Work instructions » Output each entry exactly; skip nothing.

Material shown »
-- START --
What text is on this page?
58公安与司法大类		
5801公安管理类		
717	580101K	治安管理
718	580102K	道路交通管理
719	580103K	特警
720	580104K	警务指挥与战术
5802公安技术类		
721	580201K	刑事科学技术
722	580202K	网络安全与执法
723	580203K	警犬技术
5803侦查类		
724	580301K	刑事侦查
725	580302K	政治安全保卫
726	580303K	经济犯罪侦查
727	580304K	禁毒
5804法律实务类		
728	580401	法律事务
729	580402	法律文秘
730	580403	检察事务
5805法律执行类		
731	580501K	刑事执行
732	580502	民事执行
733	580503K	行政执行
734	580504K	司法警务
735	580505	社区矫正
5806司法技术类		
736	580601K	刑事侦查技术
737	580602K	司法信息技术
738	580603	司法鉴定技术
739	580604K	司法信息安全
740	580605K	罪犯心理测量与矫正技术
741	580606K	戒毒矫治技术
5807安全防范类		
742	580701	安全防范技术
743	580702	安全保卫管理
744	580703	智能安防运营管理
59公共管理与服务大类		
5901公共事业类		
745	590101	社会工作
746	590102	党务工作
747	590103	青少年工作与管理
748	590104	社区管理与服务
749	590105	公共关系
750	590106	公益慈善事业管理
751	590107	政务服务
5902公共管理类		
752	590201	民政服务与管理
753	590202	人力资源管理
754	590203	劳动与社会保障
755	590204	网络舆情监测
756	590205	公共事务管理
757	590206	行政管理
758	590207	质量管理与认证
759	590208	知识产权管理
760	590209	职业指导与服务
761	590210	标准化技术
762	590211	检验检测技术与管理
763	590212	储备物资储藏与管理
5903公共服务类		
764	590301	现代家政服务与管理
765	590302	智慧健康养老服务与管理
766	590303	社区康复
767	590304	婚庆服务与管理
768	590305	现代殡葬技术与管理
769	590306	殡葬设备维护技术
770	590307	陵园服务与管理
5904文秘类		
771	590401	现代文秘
-- END --
Result for this exercise »
What text is on this page?
58公安与司法大类		
5801公安管理类		
717	580101K	治安管理
718	580102K	道路交通管理
719	580103K	特警
720	580104K	警务指挥与战术
5802公安技术类		
721	580201K	刑事科学技术
722	580202K	网络安全与执法
723	580203K	警犬技术
5803侦查类		
724	580301K	刑事侦查
725	580302K	政治安全保卫
726	580303K	经济犯罪侦查
727	580304K	禁毒
5804法律实务类		
728	580401	法律事务
729	580402	法律文秘
730	580403	检察事务
5805法律执行类		
731	580501K	刑事执行
732	580502	民事执行
733	580503K	行政执行
734	580504K	司法警务
735	580505	社区矫正
5806司法技术类		
736	580601K	刑事侦查技术
737	580602K	司法信息技术
738	580603	司法鉴定技术
739	580604K	司法信息安全
740	580605K	罪犯心理测量与矫正技术
741	580606K	戒毒矫治技术
5807安全防范类		
742	580701	安全防范技术
743	580702	安全保卫管理
744	580703	智能安防运营管理
59公共管理与服务大类		
5901公共事业类		
745	590101	社会工作
746	590102	党务工作
747	590103	青少年工作与管理
748	590104	社区管理与服务
749	590105	公共关系
750	590106	公益慈善事业管理
751	590107	政务服务
5902公共管理类		
752	590201	民政服务与管理
753	590202	人力资源管理
754	590203	劳动与社会保障
755	590204	网络舆情监测
756	590205	公共事务管理
757	590206	行政管理
758	590207	质量管理与认证
759	590208	知识产权管理
760	590209	职业指导与服务
761	590210	标准化技术
762	590211	检验检测技术与管理
763	590212	储备物资储藏与管理
5903公共服务类		
764	590301	现代家政服务与管理
765	590302	智慧健康养老服务与管理
766	590303	社区康复
767	590304	婚庆服务与管理
768	590305	现代殡葬技术与管理
769	590306	殡葬设备维护技术
770	590307	陵园服务与管理
5904文秘类		
771	590401	现代文秘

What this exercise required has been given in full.